__TASK DIRECTIONS__.
Quote each line of the material verbatim, without the pictures.

--------

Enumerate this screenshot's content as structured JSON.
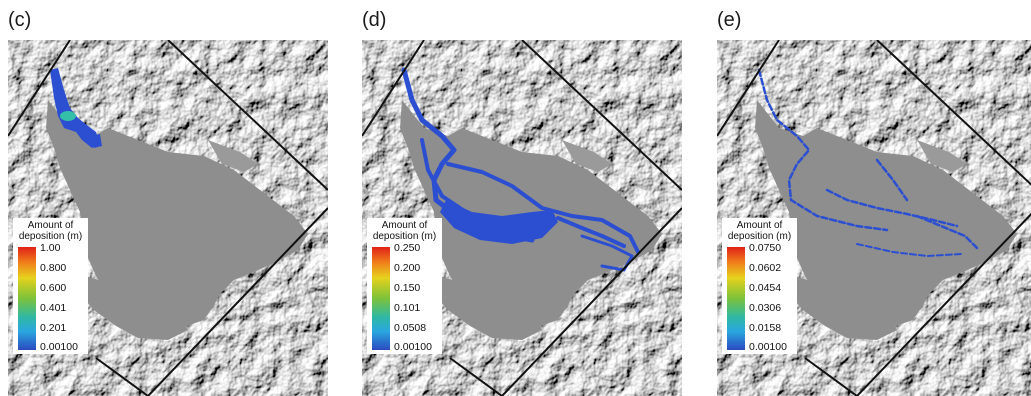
{
  "panels": [
    {
      "label": "(c)",
      "legend": {
        "title_line1": "Amount of",
        "title_line2": "deposition (m)",
        "ticks": [
          "1.00",
          "0.800",
          "0.600",
          "0.401",
          "0.201",
          "0.00100"
        ]
      }
    },
    {
      "label": "(d)",
      "legend": {
        "title_line1": "Amount of",
        "title_line2": "deposition (m)",
        "ticks": [
          "0.250",
          "0.200",
          "0.150",
          "0.101",
          "0.0508",
          "0.00100"
        ]
      }
    },
    {
      "label": "(e)",
      "legend": {
        "title_line1": "Amount of",
        "title_line2": "deposition (m)",
        "ticks": [
          "0.0750",
          "0.0602",
          "0.0454",
          "0.0306",
          "0.0158",
          "0.00100"
        ]
      }
    }
  ],
  "colors": {
    "terrain_light": "#d6d6d6",
    "terrain_shadow": "#3a3a3a",
    "valley_floor": "#8e8e8e",
    "deposition": "#2b4fd0",
    "deposition_peak": "#34c0a8"
  }
}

--------

__FINAL ANSWER__.
Enumerate this screenshot's content as structured JSON.
{
  "panels": [
    {
      "label": "(c)",
      "legend": {
        "title_line1": "Amount of",
        "title_line2": "deposition (m)",
        "ticks": [
          "1.00",
          "0.800",
          "0.600",
          "0.401",
          "0.201",
          "0.00100"
        ]
      }
    },
    {
      "label": "(d)",
      "legend": {
        "title_line1": "Amount of",
        "title_line2": "deposition (m)",
        "ticks": [
          "0.250",
          "0.200",
          "0.150",
          "0.101",
          "0.0508",
          "0.00100"
        ]
      }
    },
    {
      "label": "(e)",
      "legend": {
        "title_line1": "Amount of",
        "title_line2": "deposition (m)",
        "ticks": [
          "0.0750",
          "0.0602",
          "0.0454",
          "0.0306",
          "0.0158",
          "0.00100"
        ]
      }
    }
  ],
  "colors": {
    "terrain_light": "#d6d6d6",
    "terrain_shadow": "#3a3a3a",
    "valley_floor": "#8e8e8e",
    "deposition": "#2b4fd0",
    "deposition_peak": "#34c0a8"
  }
}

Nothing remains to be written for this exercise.